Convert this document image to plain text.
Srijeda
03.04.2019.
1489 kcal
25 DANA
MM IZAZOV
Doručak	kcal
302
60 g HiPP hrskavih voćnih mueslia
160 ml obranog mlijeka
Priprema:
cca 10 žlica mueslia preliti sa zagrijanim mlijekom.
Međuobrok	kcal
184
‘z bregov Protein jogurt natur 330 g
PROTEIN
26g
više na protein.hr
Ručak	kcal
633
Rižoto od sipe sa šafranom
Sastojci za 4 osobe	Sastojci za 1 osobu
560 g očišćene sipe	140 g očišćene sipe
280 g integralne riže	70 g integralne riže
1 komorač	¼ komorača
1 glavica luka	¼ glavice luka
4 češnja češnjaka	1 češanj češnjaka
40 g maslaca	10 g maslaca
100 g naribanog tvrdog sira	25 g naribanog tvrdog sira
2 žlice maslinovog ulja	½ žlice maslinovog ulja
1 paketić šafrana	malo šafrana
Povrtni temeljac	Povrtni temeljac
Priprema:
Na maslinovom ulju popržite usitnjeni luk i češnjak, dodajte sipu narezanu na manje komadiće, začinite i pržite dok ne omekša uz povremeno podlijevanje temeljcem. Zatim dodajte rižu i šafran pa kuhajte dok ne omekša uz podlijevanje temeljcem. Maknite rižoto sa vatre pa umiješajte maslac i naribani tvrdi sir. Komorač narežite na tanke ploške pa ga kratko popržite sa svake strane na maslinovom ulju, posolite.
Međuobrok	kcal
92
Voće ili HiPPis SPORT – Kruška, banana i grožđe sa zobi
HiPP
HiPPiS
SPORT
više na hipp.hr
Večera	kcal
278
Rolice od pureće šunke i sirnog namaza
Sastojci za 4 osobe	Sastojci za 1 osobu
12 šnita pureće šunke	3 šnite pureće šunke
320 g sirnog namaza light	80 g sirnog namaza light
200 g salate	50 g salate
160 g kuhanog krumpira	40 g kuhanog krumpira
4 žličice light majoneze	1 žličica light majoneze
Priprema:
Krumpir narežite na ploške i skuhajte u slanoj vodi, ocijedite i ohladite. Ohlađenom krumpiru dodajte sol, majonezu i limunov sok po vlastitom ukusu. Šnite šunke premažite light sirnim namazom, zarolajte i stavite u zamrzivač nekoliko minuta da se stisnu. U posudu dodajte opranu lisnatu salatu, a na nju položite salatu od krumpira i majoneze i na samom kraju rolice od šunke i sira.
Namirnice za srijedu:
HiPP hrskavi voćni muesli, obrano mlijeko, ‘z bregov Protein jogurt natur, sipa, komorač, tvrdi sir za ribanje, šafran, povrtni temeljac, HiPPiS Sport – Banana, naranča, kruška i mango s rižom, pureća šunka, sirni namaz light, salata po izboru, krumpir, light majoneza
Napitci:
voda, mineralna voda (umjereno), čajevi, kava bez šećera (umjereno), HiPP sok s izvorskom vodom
☆ ☆ ☆
= Instructions to follow =
Retype the entries precisely as they stand.

= Response for this exercise =
Convert this document image to plain text.
Srijeda
03.04.2019.
1489 kcal
25 DANA
MM IZAZOV
Doručak	kcal
302
60 g HiPP hrskavih voćnih mueslia
160 ml obranog mlijeka
Priprema:
cca 10 žlica mueslia preliti sa zagrijanim mlijekom.
Međuobrok	kcal
184
‘z bregov Protein jogurt natur 330 g
PROTEIN
26g
više na protein.hr
Ručak	kcal
633
Rižoto od sipe sa šafranom
Sastojci za 4 osobe	Sastojci za 1 osobu
560 g očišćene sipe	140 g očišćene sipe
280 g integralne riže	70 g integralne riže
1 komorač	¼ komorača
1 glavica luka	¼ glavice luka
4 češnja češnjaka	1 češanj češnjaka
40 g maslaca	10 g maslaca
100 g naribanog tvrdog sira	25 g naribanog tvrdog sira
2 žlice maslinovog ulja	½ žlice maslinovog ulja
1 paketić šafrana	malo šafrana
Povrtni temeljac	Povrtni temeljac
Priprema:
Na maslinovom ulju popržite usitnjeni luk i češnjak, dodajte sipu narezanu na manje komadiće, začinite i pržite dok ne omekša uz povremeno podlijevanje temeljcem. Zatim dodajte rižu i šafran pa kuhajte dok ne omekša uz podlijevanje temeljcem. Maknite rižoto sa vatre pa umiješajte maslac i naribani tvrdi sir. Komorač narežite na tanke ploške pa ga kratko popržite sa svake strane na maslinovom ulju, posolite.
Međuobrok	kcal
92
Voće ili HiPPis SPORT – Kruška, banana i grožđe sa zobi
HiPP
HiPPiS
SPORT
više na hipp.hr
Večera	kcal
278
Rolice od pureće šunke i sirnog namaza
Sastojci za 4 osobe	Sastojci za 1 osobu
12 šnita pureće šunke	3 šnite pureće šunke
320 g sirnog namaza light	80 g sirnog namaza light
200 g salate	50 g salate
160 g kuhanog krumpira	40 g kuhanog krumpira
4 žličice light majoneze	1 žličica light majoneze
Priprema:
Krumpir narežite na ploške i skuhajte u slanoj vodi, ocijedite i ohladite. Ohlađenom krumpiru dodajte sol, majonezu i limunov sok po vlastitom ukusu. Šnite šunke premažite light sirnim namazom, zarolajte i stavite u zamrzivač nekoliko minuta da se stisnu. U posudu dodajte opranu lisnatu salatu, a na nju položite salatu od krumpira i majoneze i na samom kraju rolice od šunke i sira.
Namirnice za srijedu:
HiPP hrskavi voćni muesli, obrano mlijeko, ‘z bregov Protein jogurt natur, sipa, komorač, tvrdi sir za ribanje, šafran, povrtni temeljac, HiPPiS Sport – Banana, naranča, kruška i mango s rižom, pureća šunka, sirni namaz light, salata po izboru, krumpir, light majoneza
Napitci:
voda, mineralna voda (umjereno), čajevi, kava bez šećera (umjereno), HiPP sok s izvorskom vodom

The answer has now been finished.